## begin
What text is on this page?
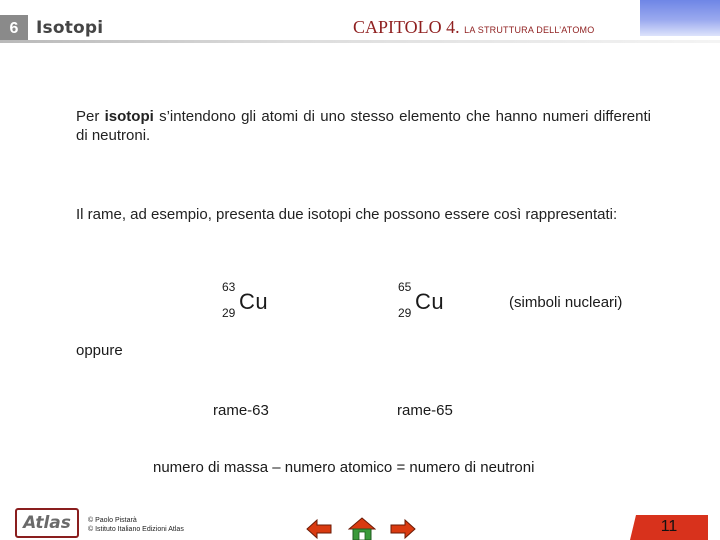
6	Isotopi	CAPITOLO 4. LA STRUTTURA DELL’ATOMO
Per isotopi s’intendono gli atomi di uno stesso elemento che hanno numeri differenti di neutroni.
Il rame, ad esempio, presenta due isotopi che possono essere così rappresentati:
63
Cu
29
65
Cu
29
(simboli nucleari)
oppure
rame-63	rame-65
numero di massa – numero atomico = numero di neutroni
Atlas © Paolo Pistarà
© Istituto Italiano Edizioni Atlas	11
## end
## begin
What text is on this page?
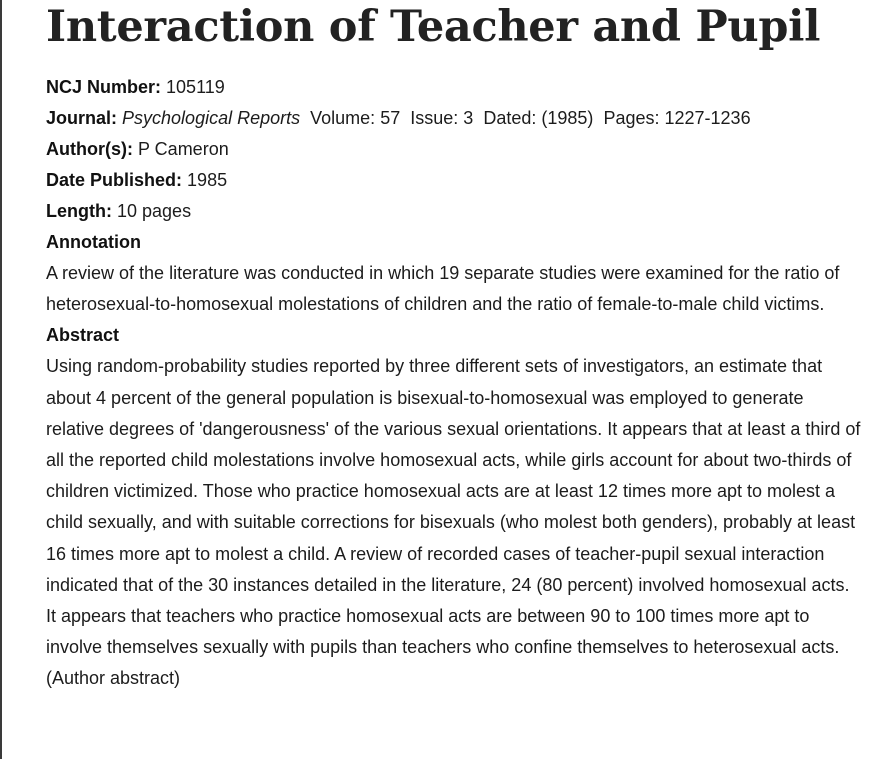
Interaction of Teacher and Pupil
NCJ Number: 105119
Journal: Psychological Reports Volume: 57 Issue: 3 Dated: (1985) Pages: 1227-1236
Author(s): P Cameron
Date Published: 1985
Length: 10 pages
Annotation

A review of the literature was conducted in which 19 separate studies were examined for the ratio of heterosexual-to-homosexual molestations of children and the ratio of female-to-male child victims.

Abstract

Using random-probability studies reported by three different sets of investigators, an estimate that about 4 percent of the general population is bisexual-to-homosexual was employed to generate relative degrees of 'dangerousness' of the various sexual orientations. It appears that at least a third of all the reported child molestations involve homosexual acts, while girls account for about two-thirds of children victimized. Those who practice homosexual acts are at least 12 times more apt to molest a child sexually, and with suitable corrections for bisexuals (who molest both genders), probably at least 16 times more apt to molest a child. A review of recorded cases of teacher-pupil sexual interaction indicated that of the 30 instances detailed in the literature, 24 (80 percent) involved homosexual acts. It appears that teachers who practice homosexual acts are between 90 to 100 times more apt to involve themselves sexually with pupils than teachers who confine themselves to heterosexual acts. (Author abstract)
## end
## begin
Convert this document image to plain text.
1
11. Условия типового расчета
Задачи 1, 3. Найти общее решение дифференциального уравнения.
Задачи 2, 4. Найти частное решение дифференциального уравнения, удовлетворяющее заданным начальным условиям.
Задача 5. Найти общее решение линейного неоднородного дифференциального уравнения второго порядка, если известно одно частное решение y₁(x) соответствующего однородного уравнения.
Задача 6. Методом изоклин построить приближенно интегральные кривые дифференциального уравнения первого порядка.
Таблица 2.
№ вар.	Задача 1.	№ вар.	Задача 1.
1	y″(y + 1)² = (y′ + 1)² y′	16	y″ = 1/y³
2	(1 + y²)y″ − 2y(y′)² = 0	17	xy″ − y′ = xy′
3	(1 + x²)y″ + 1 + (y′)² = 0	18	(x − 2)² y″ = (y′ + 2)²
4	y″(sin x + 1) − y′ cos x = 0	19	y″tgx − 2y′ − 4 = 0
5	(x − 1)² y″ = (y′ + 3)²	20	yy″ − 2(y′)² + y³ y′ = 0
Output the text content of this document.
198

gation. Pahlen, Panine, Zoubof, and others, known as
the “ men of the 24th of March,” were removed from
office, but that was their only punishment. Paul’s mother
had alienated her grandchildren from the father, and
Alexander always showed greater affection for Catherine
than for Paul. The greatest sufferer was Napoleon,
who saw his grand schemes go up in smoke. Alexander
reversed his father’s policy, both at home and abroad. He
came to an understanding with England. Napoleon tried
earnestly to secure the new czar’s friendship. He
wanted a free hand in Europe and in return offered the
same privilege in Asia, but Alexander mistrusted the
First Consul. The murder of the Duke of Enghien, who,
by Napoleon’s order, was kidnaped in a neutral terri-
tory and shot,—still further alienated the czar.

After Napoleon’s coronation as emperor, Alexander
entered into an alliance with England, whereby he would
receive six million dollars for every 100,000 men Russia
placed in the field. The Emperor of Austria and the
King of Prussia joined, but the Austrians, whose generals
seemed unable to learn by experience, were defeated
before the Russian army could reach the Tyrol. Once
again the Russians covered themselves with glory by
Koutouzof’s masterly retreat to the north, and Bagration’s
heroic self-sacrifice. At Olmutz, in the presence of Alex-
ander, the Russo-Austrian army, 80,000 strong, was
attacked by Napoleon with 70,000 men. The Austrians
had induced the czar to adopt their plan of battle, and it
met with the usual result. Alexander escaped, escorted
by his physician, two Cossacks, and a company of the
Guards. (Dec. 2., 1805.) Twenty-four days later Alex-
## end
**REQUIRED TASK**: Copy each line above that contains the word "общее".

**EXERCISE SOLUTION**:
Задачи 1, 3. Найти общее решение дифференциального уравнения.
Задача 5. Найти общее решение линейного неоднородного дифференциального уравнения второго порядка, если известно одно частное решение y₁(x) соответствующего однородного уравнения.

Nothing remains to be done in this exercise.